### Extracted material ###

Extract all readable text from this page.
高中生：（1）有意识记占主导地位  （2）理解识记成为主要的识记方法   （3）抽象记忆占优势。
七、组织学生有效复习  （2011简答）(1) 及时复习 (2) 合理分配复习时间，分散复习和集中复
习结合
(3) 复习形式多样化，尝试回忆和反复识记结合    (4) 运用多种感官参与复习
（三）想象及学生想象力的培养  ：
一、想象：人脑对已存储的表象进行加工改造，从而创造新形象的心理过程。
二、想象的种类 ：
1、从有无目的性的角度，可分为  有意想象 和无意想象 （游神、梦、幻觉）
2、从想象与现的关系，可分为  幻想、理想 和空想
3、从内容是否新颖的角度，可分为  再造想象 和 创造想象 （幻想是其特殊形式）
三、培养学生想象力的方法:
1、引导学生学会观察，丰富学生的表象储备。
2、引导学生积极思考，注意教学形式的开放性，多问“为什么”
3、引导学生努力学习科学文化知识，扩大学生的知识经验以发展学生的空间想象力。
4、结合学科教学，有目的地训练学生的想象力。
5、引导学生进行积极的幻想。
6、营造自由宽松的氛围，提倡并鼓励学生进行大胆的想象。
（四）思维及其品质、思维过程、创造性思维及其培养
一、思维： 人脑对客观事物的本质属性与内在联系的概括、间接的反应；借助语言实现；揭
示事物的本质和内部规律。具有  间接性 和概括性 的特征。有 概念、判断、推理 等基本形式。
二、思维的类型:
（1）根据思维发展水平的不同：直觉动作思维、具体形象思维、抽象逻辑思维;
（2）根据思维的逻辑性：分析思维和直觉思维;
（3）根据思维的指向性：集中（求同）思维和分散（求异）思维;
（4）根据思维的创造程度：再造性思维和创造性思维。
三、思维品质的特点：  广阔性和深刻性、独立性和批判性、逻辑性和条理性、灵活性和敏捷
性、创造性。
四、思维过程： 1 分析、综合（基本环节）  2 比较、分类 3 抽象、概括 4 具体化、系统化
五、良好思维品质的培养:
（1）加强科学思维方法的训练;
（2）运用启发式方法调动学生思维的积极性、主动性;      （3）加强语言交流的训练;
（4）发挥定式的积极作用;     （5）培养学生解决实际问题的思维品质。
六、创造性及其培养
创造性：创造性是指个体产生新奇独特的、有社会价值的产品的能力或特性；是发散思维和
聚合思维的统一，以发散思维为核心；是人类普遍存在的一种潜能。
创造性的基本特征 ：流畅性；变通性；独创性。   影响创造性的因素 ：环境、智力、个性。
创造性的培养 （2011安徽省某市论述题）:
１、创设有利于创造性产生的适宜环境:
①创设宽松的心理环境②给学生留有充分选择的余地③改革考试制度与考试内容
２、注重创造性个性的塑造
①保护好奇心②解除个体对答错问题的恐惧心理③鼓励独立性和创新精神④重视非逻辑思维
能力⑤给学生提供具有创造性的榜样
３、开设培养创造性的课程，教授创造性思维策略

###
### Extracted material ###

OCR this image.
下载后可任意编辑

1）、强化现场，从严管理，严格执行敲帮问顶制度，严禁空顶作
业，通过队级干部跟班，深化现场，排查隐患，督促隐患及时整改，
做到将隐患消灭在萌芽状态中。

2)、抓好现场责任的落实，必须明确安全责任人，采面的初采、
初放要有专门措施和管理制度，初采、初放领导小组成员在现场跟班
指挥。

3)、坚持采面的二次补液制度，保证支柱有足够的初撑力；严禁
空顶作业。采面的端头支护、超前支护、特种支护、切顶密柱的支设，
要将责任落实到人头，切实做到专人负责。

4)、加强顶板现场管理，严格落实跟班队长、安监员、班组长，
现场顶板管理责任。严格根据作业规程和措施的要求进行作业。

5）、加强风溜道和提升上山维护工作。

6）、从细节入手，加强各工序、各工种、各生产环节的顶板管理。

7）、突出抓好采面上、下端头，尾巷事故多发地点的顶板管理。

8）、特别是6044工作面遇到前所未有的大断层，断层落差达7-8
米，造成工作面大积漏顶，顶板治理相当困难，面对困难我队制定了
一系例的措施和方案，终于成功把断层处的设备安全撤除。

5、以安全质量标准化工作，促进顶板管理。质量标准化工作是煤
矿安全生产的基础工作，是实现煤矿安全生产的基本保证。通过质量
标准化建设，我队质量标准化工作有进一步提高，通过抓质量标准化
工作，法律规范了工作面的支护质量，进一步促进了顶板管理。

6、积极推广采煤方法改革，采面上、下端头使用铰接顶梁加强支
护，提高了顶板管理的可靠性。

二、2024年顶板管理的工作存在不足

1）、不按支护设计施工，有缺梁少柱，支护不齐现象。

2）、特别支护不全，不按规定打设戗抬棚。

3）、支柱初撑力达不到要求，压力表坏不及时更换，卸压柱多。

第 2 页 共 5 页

###

Given instruction: Report only the count of lines that include the string "this".

The output: 2